--- The problem ---
Could you pull out the lines from the very first one through the line containing "svg-text:TL 1/50: TL 1/50 [560, 387, 574, 392]", including both ends, and reproduce them character for character?

--- Data to use ---

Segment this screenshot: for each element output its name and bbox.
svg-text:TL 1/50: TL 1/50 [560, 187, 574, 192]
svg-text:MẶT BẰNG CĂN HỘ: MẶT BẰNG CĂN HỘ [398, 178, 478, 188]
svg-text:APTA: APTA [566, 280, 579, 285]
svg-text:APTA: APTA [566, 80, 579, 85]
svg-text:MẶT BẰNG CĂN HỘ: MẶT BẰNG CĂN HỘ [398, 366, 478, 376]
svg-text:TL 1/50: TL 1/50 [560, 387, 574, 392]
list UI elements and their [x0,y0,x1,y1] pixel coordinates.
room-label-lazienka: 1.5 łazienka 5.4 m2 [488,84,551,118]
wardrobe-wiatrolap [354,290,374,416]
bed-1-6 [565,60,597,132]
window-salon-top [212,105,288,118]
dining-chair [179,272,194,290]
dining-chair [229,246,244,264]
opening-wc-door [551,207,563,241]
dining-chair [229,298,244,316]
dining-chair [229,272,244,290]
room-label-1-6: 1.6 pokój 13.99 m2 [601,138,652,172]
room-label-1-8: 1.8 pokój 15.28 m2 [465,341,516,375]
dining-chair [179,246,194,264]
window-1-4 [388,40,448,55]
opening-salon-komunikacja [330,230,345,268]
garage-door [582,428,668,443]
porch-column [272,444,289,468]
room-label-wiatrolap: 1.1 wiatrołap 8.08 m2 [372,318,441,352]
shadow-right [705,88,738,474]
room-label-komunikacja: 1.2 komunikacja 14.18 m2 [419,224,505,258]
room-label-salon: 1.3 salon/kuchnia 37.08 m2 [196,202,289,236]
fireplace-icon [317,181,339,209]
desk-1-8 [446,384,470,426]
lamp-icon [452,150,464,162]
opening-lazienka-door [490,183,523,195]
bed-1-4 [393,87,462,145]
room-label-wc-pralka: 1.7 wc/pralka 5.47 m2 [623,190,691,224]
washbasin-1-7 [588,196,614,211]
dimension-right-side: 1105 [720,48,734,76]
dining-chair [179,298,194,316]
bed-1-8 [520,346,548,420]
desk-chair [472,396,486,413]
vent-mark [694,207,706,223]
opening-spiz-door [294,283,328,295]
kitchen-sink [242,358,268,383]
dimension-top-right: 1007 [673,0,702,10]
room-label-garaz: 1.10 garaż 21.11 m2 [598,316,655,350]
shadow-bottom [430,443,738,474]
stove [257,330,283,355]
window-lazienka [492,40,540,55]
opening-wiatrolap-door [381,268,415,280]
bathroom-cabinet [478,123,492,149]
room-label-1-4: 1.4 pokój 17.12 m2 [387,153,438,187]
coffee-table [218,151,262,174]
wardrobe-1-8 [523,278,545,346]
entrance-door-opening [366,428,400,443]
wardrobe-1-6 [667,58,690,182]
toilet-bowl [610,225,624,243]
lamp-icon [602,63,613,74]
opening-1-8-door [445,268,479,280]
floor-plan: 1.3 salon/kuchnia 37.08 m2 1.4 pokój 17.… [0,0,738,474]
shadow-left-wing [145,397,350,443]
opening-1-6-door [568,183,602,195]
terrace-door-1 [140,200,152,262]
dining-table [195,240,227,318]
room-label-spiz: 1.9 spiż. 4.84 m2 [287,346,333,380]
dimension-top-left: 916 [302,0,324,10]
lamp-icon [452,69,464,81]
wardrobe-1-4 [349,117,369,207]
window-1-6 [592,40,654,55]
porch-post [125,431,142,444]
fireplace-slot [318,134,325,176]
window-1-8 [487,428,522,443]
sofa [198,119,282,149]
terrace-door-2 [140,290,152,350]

--- Completed task ---
Segment this screenshot: for each element output its name and bbox.
svg-text:TL 1/50: TL 1/50 [560, 187, 574, 192]
svg-text:MẶT BẰNG CĂN HỘ: MẶT BẰNG CĂN HỘ [398, 178, 478, 188]
svg-text:APTA: APTA [566, 280, 579, 285]
svg-text:APTA: APTA [566, 80, 579, 85]
svg-text:MẶT BẰNG CĂN HỘ: MẶT BẰNG CĂN HỘ [398, 366, 478, 376]
svg-text:TL 1/50: TL 1/50 [560, 387, 574, 392]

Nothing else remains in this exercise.